PROBLEM STATEMENT:
Return the material word for word. Do not include pictures.

··· MATERIAL PROVIDED ···

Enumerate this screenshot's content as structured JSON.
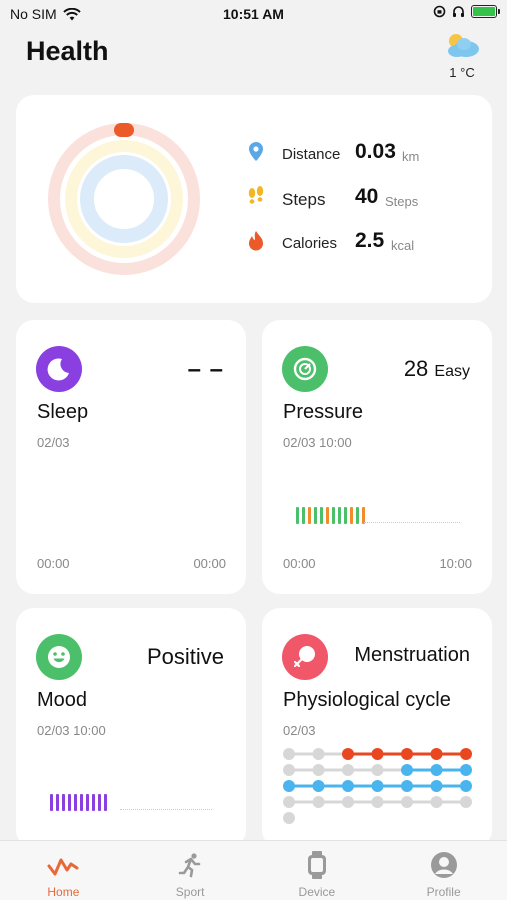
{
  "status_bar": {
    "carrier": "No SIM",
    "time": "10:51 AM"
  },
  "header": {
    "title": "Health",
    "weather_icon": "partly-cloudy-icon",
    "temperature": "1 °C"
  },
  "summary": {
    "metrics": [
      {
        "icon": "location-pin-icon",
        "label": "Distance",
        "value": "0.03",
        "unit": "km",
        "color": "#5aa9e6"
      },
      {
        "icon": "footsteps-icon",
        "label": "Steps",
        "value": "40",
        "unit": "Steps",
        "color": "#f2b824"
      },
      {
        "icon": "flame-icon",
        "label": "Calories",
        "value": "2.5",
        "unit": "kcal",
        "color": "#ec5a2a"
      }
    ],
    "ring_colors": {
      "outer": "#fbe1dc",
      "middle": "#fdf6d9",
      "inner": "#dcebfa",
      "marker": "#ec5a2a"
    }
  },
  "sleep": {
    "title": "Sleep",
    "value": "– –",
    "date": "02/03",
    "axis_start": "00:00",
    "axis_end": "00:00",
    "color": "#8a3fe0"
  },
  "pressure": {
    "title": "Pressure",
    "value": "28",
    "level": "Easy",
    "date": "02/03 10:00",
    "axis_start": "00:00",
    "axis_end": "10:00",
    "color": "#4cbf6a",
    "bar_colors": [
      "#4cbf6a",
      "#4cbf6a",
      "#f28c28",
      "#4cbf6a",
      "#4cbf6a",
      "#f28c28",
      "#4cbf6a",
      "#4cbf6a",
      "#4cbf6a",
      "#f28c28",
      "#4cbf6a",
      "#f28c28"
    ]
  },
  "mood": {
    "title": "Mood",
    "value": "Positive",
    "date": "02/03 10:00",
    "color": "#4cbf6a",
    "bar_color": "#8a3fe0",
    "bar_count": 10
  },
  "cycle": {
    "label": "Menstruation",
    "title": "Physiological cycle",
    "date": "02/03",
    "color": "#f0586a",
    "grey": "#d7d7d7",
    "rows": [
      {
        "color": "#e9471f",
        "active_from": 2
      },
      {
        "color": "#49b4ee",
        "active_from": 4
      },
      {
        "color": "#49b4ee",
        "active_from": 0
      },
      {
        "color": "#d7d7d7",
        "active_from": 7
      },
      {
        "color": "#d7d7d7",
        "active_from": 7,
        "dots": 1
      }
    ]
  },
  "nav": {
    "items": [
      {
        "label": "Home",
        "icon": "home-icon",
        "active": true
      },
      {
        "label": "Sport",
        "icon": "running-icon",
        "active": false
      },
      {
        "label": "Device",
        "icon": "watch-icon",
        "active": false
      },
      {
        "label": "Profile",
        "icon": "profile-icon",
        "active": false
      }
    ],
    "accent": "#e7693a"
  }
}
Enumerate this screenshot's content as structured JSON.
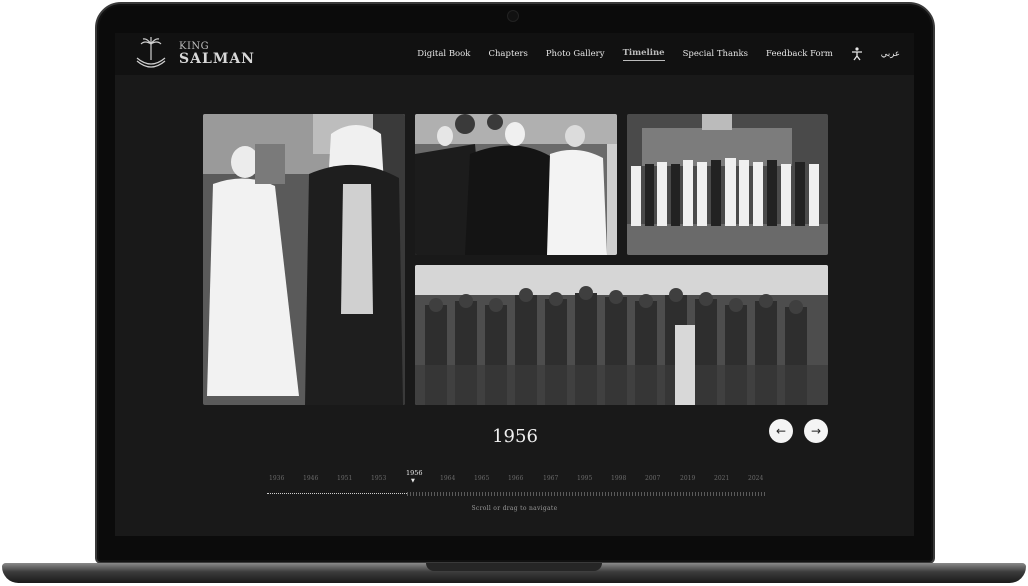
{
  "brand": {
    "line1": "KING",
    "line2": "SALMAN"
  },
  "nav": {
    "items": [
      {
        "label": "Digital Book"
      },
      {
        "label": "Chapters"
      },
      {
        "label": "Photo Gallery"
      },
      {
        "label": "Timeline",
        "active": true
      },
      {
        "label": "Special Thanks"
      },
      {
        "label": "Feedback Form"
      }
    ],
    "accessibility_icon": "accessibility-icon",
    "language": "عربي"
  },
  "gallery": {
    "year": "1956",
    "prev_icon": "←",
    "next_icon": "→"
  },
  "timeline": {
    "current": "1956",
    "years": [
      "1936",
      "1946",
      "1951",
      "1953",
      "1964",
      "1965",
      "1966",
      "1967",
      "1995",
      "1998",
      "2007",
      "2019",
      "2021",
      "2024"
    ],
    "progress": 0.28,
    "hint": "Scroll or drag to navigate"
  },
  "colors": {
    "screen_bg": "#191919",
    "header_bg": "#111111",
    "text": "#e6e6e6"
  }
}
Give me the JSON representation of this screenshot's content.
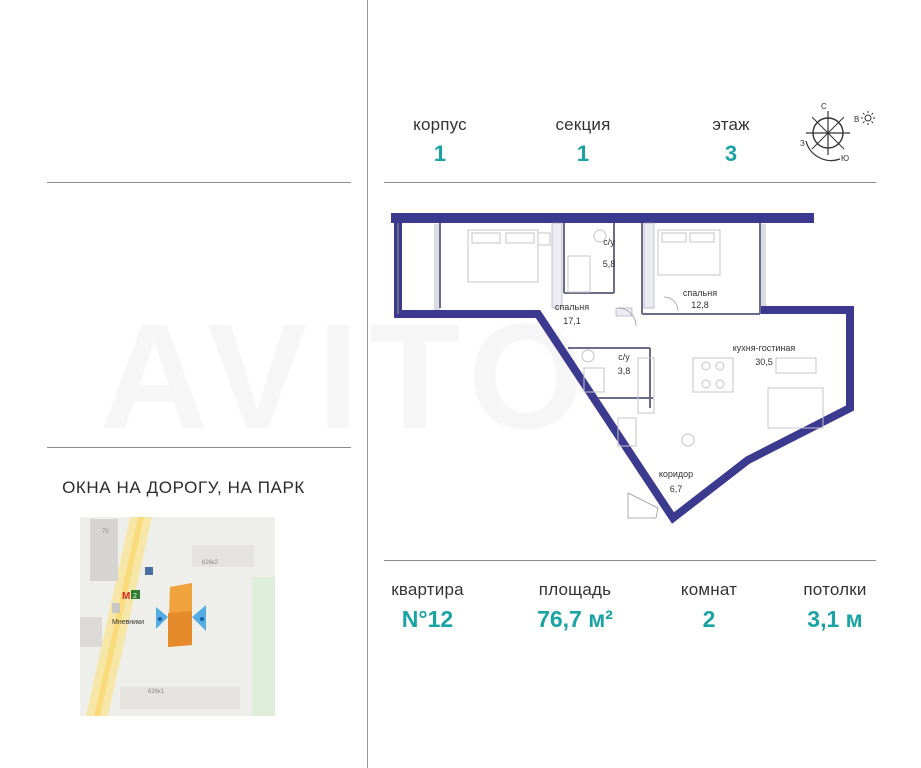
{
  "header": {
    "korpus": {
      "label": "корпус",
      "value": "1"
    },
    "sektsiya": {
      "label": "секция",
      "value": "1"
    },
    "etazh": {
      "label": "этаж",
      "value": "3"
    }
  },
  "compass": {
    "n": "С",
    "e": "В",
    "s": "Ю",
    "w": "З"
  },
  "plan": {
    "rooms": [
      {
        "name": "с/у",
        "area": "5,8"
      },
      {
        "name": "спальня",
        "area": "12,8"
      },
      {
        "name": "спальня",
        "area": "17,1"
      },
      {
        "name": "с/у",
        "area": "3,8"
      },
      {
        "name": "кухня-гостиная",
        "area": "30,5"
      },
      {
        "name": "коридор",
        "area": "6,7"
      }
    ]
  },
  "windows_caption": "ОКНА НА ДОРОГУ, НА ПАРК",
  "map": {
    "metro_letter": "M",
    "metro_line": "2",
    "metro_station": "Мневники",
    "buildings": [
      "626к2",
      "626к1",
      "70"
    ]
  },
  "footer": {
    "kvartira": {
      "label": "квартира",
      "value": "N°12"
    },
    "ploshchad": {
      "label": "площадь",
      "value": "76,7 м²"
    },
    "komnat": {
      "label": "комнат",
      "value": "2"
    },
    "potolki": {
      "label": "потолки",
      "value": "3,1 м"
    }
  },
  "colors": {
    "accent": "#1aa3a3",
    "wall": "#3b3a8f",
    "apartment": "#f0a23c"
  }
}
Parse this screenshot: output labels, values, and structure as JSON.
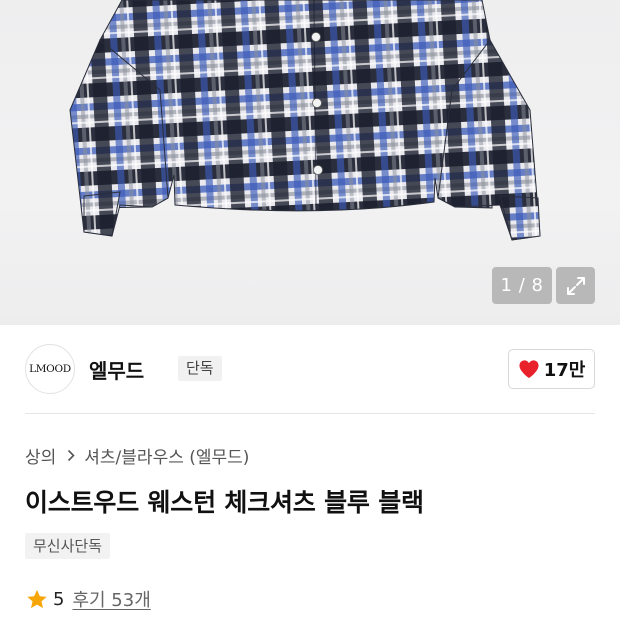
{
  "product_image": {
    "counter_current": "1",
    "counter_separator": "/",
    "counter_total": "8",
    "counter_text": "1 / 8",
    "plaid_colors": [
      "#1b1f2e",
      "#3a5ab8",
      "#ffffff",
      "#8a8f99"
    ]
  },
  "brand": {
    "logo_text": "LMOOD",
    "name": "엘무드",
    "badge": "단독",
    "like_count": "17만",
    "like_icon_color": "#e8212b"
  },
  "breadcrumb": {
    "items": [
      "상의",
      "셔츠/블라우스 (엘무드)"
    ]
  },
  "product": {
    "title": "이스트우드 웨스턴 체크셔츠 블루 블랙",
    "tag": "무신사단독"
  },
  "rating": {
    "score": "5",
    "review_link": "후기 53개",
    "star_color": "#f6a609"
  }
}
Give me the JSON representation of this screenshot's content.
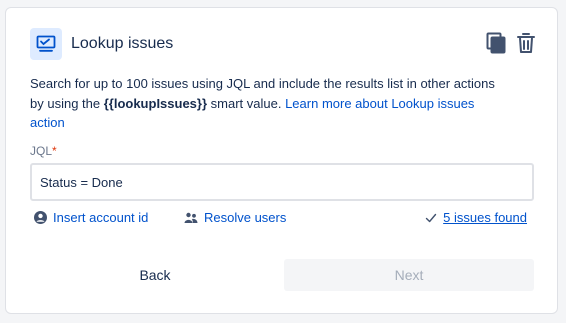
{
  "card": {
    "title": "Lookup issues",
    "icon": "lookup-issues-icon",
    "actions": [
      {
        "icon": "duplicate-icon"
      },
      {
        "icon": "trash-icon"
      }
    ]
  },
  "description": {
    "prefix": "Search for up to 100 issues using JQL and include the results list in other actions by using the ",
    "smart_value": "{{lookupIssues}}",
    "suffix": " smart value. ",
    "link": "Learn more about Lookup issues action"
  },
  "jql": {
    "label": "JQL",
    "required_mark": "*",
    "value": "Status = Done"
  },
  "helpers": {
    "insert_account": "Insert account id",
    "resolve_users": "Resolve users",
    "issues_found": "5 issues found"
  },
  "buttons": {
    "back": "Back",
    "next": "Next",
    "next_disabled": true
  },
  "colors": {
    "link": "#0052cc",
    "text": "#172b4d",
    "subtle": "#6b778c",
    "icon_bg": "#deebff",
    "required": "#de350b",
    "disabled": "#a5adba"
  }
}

···

RESULT OF THE TASK:
Enumerate this screenshot's content as structured JSON.
{
  "status_bar": {
    "carrier": "No SIM",
    "time": "10:51 AM"
  },
  "header": {
    "title": "Health",
    "weather_icon": "partly-cloudy-icon",
    "temperature": "1 °C"
  },
  "summary": {
    "metrics": [
      {
        "icon": "location-pin-icon",
        "label": "Distance",
        "value": "0.03",
        "unit": "km",
        "color": "#5aa9e6"
      },
      {
        "icon": "footsteps-icon",
        "label": "Steps",
        "value": "40",
        "unit": "Steps",
        "color": "#f2b824"
      },
      {
        "icon": "flame-icon",
        "label": "Calories",
        "value": "2.5",
        "unit": "kcal",
        "color": "#ec5a2a"
      }
    ],
    "ring_colors": {
      "outer": "#fbe1dc",
      "middle": "#fdf6d9",
      "inner": "#dcebfa",
      "marker": "#ec5a2a"
    }
  },
  "sleep": {
    "title": "Sleep",
    "value": "– –",
    "date": "02/03",
    "axis_start": "00:00",
    "axis_end": "00:00",
    "color": "#8a3fe0"
  },
  "pressure": {
    "title": "Pressure",
    "value": "28",
    "level": "Easy",
    "date": "02/03 10:00",
    "axis_start": "00:00",
    "axis_end": "10:00",
    "color": "#4cbf6a",
    "bar_colors": [
      "#4cbf6a",
      "#4cbf6a",
      "#f28c28",
      "#4cbf6a",
      "#4cbf6a",
      "#f28c28",
      "#4cbf6a",
      "#4cbf6a",
      "#4cbf6a",
      "#f28c28",
      "#4cbf6a",
      "#f28c28"
    ]
  },
  "mood": {
    "title": "Mood",
    "value": "Positive",
    "date": "02/03 10:00",
    "color": "#4cbf6a",
    "bar_color": "#8a3fe0",
    "bar_count": 10
  },
  "cycle": {
    "label": "Menstruation",
    "title": "Physiological cycle",
    "date": "02/03",
    "color": "#f0586a",
    "grey": "#d7d7d7",
    "rows": [
      {
        "color": "#e9471f",
        "active_from": 2
      },
      {
        "color": "#49b4ee",
        "active_from": 4
      },
      {
        "color": "#49b4ee",
        "active_from": 0
      },
      {
        "color": "#d7d7d7",
        "active_from": 7
      },
      {
        "color": "#d7d7d7",
        "active_from": 7,
        "dots": 1
      }
    ]
  },
  "nav": {
    "items": [
      {
        "label": "Home",
        "icon": "home-icon",
        "active": true
      },
      {
        "label": "Sport",
        "icon": "running-icon",
        "active": false
      },
      {
        "label": "Device",
        "icon": "watch-icon",
        "active": false
      },
      {
        "label": "Profile",
        "icon": "profile-icon",
        "active": false
      }
    ],
    "accent": "#e7693a"
  }
}
Enumerate this screenshot's content as structured JSON.
{
  "brand": {
    "line1": "KING",
    "line2": "SALMAN"
  },
  "nav": {
    "items": [
      {
        "label": "Digital Book"
      },
      {
        "label": "Chapters"
      },
      {
        "label": "Photo Gallery"
      },
      {
        "label": "Timeline",
        "active": true
      },
      {
        "label": "Special Thanks"
      },
      {
        "label": "Feedback Form"
      }
    ],
    "accessibility_icon": "accessibility-icon",
    "language": "عربي"
  },
  "gallery": {
    "year": "1956",
    "prev_icon": "←",
    "next_icon": "→"
  },
  "timeline": {
    "current": "1956",
    "years": [
      "1936",
      "1946",
      "1951",
      "1953",
      "1964",
      "1965",
      "1966",
      "1967",
      "1995",
      "1998",
      "2007",
      "2019",
      "2021",
      "2024"
    ],
    "progress": 0.28,
    "hint": "Scroll or drag to navigate"
  },
  "colors": {
    "screen_bg": "#191919",
    "header_bg": "#111111",
    "text": "#e6e6e6"
  }
}
Give me the JSON representation of this screenshot's content.
{
  "header": {
    "korpus": {
      "label": "корпус",
      "value": "1"
    },
    "sektsiya": {
      "label": "секция",
      "value": "1"
    },
    "etazh": {
      "label": "этаж",
      "value": "3"
    }
  },
  "compass": {
    "n": "С",
    "e": "В",
    "s": "Ю",
    "w": "З"
  },
  "plan": {
    "rooms": [
      {
        "name": "с/у",
        "area": "5,8"
      },
      {
        "name": "спальня",
        "area": "12,8"
      },
      {
        "name": "спальня",
        "area": "17,1"
      },
      {
        "name": "с/у",
        "area": "3,8"
      },
      {
        "name": "кухня-гостиная",
        "area": "30,5"
      },
      {
        "name": "коридор",
        "area": "6,7"
      }
    ]
  },
  "windows_caption": "ОКНА НА ДОРОГУ, НА ПАРК",
  "map": {
    "metro_letter": "M",
    "metro_line": "2",
    "metro_station": "Мневники",
    "buildings": [
      "626к2",
      "626к1",
      "70"
    ]
  },
  "footer": {
    "kvartira": {
      "label": "квартира",
      "value": "N°12"
    },
    "ploshchad": {
      "label": "площадь",
      "value": "76,7 м²"
    },
    "komnat": {
      "label": "комнат",
      "value": "2"
    },
    "potolki": {
      "label": "потолки",
      "value": "3,1 м"
    }
  },
  "colors": {
    "accent": "#1aa3a3",
    "wall": "#3b3a8f",
    "apartment": "#f0a23c"
  }
}
Parse this screenshot: output labels, values, and structure as JSON.
{
  "product_image": {
    "counter_current": "1",
    "counter_separator": "/",
    "counter_total": "8",
    "counter_text": "1 / 8",
    "plaid_colors": [
      "#1b1f2e",
      "#3a5ab8",
      "#ffffff",
      "#8a8f99"
    ]
  },
  "brand": {
    "logo_text": "LMOOD",
    "name": "엘무드",
    "badge": "단독",
    "like_count": "17만",
    "like_icon_color": "#e8212b"
  },
  "breadcrumb": {
    "items": [
      "상의",
      "셔츠/블라우스 (엘무드)"
    ]
  },
  "product": {
    "title": "이스트우드 웨스턴 체크셔츠 블루 블랙",
    "tag": "무신사단독"
  },
  "rating": {
    "score": "5",
    "review_link": "후기 53개",
    "star_color": "#f6a609"
  }
}
Give me the JSON representation of this screenshot's content.
{
  "card": {
    "title": "Lookup issues",
    "icon": "lookup-issues-icon",
    "actions": [
      {
        "icon": "duplicate-icon"
      },
      {
        "icon": "trash-icon"
      }
    ]
  },
  "description": {
    "prefix": "Search for up to 100 issues using JQL and include the results list in other actions by using the ",
    "smart_value": "{{lookupIssues}}",
    "suffix": " smart value. ",
    "link": "Learn more about Lookup issues action"
  },
  "jql": {
    "label": "JQL",
    "required_mark": "*",
    "value": "Status = Done"
  },
  "helpers": {
    "insert_account": "Insert account id",
    "resolve_users": "Resolve users",
    "issues_found": "5 issues found"
  },
  "buttons": {
    "back": "Back",
    "next": "Next",
    "next_disabled": true
  },
  "colors": {
    "link": "#0052cc",
    "text": "#172b4d",
    "subtle": "#6b778c",
    "icon_bg": "#deebff",
    "required": "#de350b",
    "disabled": "#a5adba"
  }
}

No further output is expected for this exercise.